Bologna, 15 novembre 2019 - Negli ultimi anni ci hanno fatto credere che ‘l’emergenza’ erano i migranti. Un partito ha visto lievitare i consensi battendo su questo tema. I fatti recenti dimostrano che i barconi sono un problema marginale rispetto ad altri: la disoccupazione, il debito pubblico, la mala organizzata, i neofascisti, la scorta a Liliana Segre. 
Mauro Chiostri 

Risponde il condirettore del Carlino, Beppe Boni

I migranti sono uno dei problemi che tormentano l’Italia e l’Europa. Certo, non l’unico, vista la navigazione incerta dell’attuale governo, ma sicuramente è uno dei nodi su cui va posta attenzione. Lo stesso ex ministro Pd Marco Minniti ha affermato in questi giorni che l’accordo con la Libia va riconfermato pur cambiando alcuni aspetti. Malta, che comunque agisce sempre svincolata, ha appena siglato un patto semisegreto con il governo di Al Serraj. Il problema non è risolto, anzi è più aperto che mai. Matteo Salvini da ministro aveva chiuso i porti che di fatto sono stati riaperti. Fu una soluzione ruvida, ma dette risultati.

■ **Esercizi proposti**:
1. Rispondi alle domande sul brano sui migranti.
(a) Chi risponde alla lettera, e con quale incarico?
(b) Secondo Marco Minniti, che cosa va fatto dell'accordo con la Libia?
(c) Con chi ha appena siglato un patto semisegreto Malta?
2. Stabilisci se ciascuna affermazione concorda con il brano sui migranti.
(a) Nella lettera i barconi sono considerati un problema marginale rispetto ad altri.
(b) Nella risposta il problema dei migranti è dato per risolto.
(c) I porti chiusi da Matteo Salvini sono rimasti chiusi.
3. Cita fedelmente dal brano sui migranti il passo che va da "Risponde il condirettore" fino a "ma dette risultati.".
I record sono un materiale a sé, distinto dal brano sui migranti.

■ **Record presentati**:
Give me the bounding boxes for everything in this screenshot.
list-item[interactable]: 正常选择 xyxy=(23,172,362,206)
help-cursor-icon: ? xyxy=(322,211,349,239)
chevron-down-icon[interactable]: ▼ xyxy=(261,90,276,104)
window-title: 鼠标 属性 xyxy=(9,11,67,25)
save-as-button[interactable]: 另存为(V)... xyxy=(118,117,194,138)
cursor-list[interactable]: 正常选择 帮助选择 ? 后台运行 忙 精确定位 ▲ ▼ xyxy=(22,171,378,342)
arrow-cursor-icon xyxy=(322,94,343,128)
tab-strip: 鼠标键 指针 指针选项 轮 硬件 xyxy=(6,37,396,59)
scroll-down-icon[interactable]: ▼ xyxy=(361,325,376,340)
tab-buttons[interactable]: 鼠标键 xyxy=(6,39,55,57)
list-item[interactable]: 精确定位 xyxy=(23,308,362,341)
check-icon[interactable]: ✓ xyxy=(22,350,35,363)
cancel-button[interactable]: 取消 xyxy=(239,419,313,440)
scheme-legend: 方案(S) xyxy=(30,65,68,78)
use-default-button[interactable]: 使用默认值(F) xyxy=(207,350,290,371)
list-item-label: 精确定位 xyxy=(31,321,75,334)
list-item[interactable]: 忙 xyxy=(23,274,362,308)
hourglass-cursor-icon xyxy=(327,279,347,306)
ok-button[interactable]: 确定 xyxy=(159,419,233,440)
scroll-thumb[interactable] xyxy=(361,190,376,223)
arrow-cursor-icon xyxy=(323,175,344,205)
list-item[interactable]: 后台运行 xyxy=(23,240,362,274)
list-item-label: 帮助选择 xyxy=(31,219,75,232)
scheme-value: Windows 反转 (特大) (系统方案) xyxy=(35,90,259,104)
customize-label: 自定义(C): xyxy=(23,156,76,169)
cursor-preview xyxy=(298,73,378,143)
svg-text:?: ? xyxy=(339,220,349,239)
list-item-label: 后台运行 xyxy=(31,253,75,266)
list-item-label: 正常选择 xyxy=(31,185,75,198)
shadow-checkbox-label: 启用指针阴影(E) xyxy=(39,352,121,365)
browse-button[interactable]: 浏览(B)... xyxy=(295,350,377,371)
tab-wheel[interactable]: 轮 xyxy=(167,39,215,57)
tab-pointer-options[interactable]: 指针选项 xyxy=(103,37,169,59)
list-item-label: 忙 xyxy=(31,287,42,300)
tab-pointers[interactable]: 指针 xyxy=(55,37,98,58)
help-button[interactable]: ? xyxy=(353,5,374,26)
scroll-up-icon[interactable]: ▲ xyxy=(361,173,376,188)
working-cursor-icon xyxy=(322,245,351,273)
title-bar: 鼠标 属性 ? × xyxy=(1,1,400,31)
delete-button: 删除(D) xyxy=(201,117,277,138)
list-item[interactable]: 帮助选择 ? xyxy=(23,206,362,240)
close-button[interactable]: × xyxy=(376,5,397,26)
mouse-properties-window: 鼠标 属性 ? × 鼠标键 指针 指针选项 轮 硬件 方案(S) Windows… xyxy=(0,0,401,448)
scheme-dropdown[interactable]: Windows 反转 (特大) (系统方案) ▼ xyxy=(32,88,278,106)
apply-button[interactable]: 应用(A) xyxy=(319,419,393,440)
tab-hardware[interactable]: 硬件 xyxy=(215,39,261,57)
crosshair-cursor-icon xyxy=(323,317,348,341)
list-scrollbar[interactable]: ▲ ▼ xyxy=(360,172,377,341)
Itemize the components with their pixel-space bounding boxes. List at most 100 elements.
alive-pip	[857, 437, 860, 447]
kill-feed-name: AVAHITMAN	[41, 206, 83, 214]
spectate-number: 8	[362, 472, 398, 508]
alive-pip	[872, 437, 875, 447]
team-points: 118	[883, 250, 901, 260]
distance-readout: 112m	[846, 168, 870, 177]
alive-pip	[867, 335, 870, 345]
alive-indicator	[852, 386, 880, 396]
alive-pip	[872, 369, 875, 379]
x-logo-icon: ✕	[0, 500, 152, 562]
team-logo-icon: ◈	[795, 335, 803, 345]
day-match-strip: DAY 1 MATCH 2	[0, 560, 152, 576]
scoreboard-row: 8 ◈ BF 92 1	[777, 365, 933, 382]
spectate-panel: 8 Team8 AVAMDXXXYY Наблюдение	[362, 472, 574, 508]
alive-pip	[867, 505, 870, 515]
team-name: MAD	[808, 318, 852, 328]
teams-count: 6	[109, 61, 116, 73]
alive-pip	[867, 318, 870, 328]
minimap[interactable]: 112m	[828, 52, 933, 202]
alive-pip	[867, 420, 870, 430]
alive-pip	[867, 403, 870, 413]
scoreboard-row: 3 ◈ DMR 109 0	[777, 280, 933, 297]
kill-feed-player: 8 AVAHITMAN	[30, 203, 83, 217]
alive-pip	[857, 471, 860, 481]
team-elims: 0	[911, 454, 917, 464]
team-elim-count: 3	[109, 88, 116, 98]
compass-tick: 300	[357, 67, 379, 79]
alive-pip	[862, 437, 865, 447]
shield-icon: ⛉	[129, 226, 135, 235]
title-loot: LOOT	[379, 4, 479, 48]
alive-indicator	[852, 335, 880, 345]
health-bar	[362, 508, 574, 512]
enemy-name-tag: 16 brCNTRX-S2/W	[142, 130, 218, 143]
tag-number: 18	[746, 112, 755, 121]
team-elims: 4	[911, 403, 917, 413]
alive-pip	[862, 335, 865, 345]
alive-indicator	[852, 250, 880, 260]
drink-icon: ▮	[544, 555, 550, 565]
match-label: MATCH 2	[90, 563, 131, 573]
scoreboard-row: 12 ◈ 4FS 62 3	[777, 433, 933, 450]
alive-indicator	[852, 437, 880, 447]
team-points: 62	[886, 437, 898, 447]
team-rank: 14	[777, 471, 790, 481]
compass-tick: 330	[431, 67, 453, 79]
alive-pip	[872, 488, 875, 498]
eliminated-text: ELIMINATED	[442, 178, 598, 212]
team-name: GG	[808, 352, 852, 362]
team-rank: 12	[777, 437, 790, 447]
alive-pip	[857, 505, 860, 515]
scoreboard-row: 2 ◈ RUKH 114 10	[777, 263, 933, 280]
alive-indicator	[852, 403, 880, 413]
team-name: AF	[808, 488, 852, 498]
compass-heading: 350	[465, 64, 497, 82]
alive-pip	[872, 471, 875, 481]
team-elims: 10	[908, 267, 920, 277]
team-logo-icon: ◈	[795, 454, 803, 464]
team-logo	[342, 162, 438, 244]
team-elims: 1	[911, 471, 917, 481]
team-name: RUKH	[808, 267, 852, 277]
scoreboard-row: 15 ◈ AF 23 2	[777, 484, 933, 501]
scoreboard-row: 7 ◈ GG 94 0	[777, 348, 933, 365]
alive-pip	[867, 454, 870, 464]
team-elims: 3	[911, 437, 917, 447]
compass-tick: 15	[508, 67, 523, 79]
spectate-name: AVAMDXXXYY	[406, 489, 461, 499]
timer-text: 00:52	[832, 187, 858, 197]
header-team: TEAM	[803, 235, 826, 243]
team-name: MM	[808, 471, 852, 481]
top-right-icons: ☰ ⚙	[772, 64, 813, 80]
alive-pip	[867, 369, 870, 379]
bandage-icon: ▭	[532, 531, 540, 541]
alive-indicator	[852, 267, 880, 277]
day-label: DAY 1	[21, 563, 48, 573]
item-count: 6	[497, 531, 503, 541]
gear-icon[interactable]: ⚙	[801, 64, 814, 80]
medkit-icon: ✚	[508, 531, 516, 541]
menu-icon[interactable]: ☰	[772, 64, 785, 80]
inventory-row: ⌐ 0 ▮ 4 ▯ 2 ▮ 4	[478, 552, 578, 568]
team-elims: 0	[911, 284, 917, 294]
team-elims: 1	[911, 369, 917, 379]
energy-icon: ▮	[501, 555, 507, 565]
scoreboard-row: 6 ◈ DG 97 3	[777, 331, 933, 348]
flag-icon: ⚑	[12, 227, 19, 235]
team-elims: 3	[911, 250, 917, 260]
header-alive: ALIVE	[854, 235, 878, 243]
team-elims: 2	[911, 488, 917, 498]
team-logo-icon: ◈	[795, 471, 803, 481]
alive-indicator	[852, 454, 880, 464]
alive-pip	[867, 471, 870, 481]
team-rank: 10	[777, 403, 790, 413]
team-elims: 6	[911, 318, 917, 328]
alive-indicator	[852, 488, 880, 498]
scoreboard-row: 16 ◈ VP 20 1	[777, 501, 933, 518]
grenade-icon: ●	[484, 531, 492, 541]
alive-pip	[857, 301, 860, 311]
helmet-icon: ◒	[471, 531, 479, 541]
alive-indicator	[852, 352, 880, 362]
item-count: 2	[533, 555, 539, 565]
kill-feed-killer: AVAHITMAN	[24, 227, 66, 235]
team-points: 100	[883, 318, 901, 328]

■ **Risposte**:
1.
(a) Beppe Boni, condirettore del Carlino.
(b) Va riconfermato, pur cambiando alcuni aspetti.
(c) Con il governo di Al Serraj.

2.
(a) Sì: "I fatti recenti dimostrano che i barconi sono un problema marginale rispetto ad altri".
(b) No: "Il problema non è risolto, anzi è più aperto che mai."
(c) No: "Matteo Salvini da ministro aveva chiuso i porti che di fatto sono stati riaperti."

3.
Risponde il condirettore del Carlino, Beppe Boni

I migranti sono uno dei problemi che tormentano l’Italia e l’Europa. Certo, non l’unico, vista la navigazione incerta dell’attuale governo, ma sicuramente è uno dei nodi su cui va posta attenzione. Lo stesso ex ministro Pd Marco Minniti ha affermato in questi giorni che l’accordo con la Libia va riconfermato pur cambiando alcuni aspetti. Malta, che comunque agisce sempre svincolata, ha appena siglato un patto semisegreto con il governo di Al Serraj. Il problema non è risolto, anzi è più aperto che mai. Matteo Salvini da ministro aveva chiuso i porti che di fatto sono stati riaperti. Fu una soluzione ruvida, ma dette risultati.